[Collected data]
/---
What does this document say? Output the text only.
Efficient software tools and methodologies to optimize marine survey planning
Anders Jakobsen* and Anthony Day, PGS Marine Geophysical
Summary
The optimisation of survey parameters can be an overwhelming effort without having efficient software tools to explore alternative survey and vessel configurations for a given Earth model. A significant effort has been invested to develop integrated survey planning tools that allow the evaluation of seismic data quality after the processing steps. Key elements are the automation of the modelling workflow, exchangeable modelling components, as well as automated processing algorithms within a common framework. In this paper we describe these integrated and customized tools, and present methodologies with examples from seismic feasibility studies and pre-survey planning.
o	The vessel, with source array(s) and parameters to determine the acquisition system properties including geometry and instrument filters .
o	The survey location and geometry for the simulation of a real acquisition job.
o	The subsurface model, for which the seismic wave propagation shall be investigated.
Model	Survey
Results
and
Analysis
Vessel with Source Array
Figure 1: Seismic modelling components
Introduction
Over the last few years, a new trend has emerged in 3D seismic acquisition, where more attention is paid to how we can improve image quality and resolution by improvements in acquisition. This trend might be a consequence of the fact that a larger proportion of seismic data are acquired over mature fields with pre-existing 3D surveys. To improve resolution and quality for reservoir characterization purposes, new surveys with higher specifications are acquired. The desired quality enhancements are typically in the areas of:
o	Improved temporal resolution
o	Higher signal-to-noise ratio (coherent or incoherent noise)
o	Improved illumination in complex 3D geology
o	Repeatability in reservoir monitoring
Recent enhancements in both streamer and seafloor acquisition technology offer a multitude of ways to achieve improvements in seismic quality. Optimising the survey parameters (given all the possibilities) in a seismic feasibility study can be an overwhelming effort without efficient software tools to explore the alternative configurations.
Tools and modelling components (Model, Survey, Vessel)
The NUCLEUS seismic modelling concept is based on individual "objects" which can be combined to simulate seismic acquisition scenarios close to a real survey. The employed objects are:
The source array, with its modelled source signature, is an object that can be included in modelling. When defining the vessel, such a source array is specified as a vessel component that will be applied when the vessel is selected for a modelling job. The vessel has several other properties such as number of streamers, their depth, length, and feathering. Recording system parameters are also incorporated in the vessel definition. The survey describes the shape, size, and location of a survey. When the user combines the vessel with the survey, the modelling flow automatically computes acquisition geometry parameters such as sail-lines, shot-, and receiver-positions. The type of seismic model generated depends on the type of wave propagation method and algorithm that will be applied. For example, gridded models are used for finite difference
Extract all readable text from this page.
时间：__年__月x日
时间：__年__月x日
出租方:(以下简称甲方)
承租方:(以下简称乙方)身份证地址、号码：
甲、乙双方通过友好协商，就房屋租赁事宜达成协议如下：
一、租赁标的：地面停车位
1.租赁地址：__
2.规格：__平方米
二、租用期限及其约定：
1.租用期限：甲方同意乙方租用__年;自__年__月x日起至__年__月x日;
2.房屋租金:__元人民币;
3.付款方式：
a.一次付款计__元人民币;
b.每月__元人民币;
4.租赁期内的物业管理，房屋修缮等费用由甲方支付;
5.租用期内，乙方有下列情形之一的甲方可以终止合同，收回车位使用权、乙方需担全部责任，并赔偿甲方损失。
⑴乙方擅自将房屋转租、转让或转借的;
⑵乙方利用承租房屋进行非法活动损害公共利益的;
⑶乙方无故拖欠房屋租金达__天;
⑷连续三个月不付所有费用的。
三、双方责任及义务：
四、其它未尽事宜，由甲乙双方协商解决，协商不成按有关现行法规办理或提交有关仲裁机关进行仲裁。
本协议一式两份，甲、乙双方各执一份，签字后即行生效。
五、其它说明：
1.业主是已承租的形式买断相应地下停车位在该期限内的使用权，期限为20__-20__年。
\---
EXERCISE TASK: Exactly as shown above, return every record.

EXPECTED OUTPUT:
What does this document say? Output the text only.
Efficient software tools and methodologies to optimize marine survey planning
Anders Jakobsen* and Anthony Day, PGS Marine Geophysical
Summary
The optimisation of survey parameters can be an overwhelming effort without having efficient software tools to explore alternative survey and vessel configurations for a given Earth model. A significant effort has been invested to develop integrated survey planning tools that allow the evaluation of seismic data quality after the processing steps. Key elements are the automation of the modelling workflow, exchangeable modelling components, as well as automated processing algorithms within a common framework. In this paper we describe these integrated and customized tools, and present methodologies with examples from seismic feasibility studies and pre-survey planning.
o	The vessel, with source array(s) and parameters to determine the acquisition system properties including geometry and instrument filters .
o	The survey location and geometry for the simulation of a real acquisition job.
o	The subsurface model, for which the seismic wave propagation shall be investigated.
Model	Survey
Results
and
Analysis
Vessel with Source Array
Figure 1: Seismic modelling components
Introduction
Over the last few years, a new trend has emerged in 3D seismic acquisition, where more attention is paid to how we can improve image quality and resolution by improvements in acquisition. This trend might be a consequence of the fact that a larger proportion of seismic data are acquired over mature fields with pre-existing 3D surveys. To improve resolution and quality for reservoir characterization purposes, new surveys with higher specifications are acquired. The desired quality enhancements are typically in the areas of:
o	Improved temporal resolution
o	Higher signal-to-noise ratio (coherent or incoherent noise)
o	Improved illumination in complex 3D geology
o	Repeatability in reservoir monitoring
Recent enhancements in both streamer and seafloor acquisition technology offer a multitude of ways to achieve improvements in seismic quality. Optimising the survey parameters (given all the possibilities) in a seismic feasibility study can be an overwhelming effort without efficient software tools to explore the alternative configurations.
Tools and modelling components (Model, Survey, Vessel)
The NUCLEUS seismic modelling concept is based on individual "objects" which can be combined to simulate seismic acquisition scenarios close to a real survey. The employed objects are:
The source array, with its modelled source signature, is an object that can be included in modelling. When defining the vessel, such a source array is specified as a vessel component that will be applied when the vessel is selected for a modelling job. The vessel has several other properties such as number of streamers, their depth, length, and feathering. Recording system parameters are also incorporated in the vessel definition. The survey describes the shape, size, and location of a survey. When the user combines the vessel with the survey, the modelling flow automatically computes acquisition geometry parameters such as sail-lines, shot-, and receiver-positions. The type of seismic model generated depends on the type of wave propagation method and algorithm that will be applied. For example, gridded models are used for finite difference
Extract all readable text from this page.
时间：__年__月x日
时间：__年__月x日
出租方:(以下简称甲方)
承租方:(以下简称乙方)身份证地址、号码：
甲、乙双方通过友好协商，就房屋租赁事宜达成协议如下：
一、租赁标的：地面停车位
1.租赁地址：__
2.规格：__平方米
二、租用期限及其约定：
1.租用期限：甲方同意乙方租用__年;自__年__月x日起至__年__月x日;
2.房屋租金:__元人民币;
3.付款方式：
a.一次付款计__元人民币;
b.每月__元人民币;
4.租赁期内的物业管理，房屋修缮等费用由甲方支付;
5.租用期内，乙方有下列情形之一的甲方可以终止合同，收回车位使用权、乙方需担全部责任，并赔偿甲方损失。
⑴乙方擅自将房屋转租、转让或转借的;
⑵乙方利用承租房屋进行非法活动损害公共利益的;
⑶乙方无故拖欠房屋租金达__天;
⑷连续三个月不付所有费用的。
三、双方责任及义务：
四、其它未尽事宜，由甲乙双方协商解决，协商不成按有关现行法规办理或提交有关仲裁机关进行仲裁。
本协议一式两份，甲、乙双方各执一份，签字后即行生效。
五、其它说明：
1.业主是已承租的形式买断相应地下停车位在该期限内的使用权，期限为20__-20__年。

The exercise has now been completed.